╭─ Supplied data

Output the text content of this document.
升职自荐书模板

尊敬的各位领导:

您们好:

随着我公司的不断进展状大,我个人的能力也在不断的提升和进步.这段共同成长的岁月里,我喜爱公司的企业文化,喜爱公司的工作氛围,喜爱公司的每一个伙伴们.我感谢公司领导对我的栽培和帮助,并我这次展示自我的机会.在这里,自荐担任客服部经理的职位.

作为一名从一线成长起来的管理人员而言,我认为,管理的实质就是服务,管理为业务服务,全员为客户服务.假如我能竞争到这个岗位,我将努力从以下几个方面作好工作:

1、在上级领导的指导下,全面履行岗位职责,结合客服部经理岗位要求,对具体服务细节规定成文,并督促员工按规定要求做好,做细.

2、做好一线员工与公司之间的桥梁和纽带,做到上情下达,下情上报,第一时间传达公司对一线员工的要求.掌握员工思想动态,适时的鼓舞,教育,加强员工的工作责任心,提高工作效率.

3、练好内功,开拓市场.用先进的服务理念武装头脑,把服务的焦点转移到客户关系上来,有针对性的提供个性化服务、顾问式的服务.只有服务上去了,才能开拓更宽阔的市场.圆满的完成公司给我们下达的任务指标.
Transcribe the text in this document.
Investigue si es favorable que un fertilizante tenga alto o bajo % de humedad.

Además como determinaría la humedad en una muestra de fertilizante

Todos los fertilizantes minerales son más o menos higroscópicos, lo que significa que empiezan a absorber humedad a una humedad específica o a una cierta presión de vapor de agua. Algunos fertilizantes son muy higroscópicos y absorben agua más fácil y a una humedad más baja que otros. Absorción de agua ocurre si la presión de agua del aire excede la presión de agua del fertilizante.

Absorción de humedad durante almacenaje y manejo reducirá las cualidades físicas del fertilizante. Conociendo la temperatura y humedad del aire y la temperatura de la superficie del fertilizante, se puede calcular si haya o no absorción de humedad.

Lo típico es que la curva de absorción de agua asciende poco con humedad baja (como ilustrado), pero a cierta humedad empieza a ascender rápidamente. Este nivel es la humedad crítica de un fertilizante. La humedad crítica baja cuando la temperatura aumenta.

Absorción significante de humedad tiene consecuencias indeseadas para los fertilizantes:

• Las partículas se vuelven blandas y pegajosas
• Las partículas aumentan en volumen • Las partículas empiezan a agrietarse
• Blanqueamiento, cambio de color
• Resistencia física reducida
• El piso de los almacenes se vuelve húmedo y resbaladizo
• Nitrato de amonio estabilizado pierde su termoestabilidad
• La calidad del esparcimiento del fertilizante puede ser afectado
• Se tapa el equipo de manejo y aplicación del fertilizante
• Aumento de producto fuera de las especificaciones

╰─

> **Short exercise**: Select all lines in the listing above where the word "this" appears, and show them.

> **Task solution**:
Output the text content of this document.
Transcribe the text in this document.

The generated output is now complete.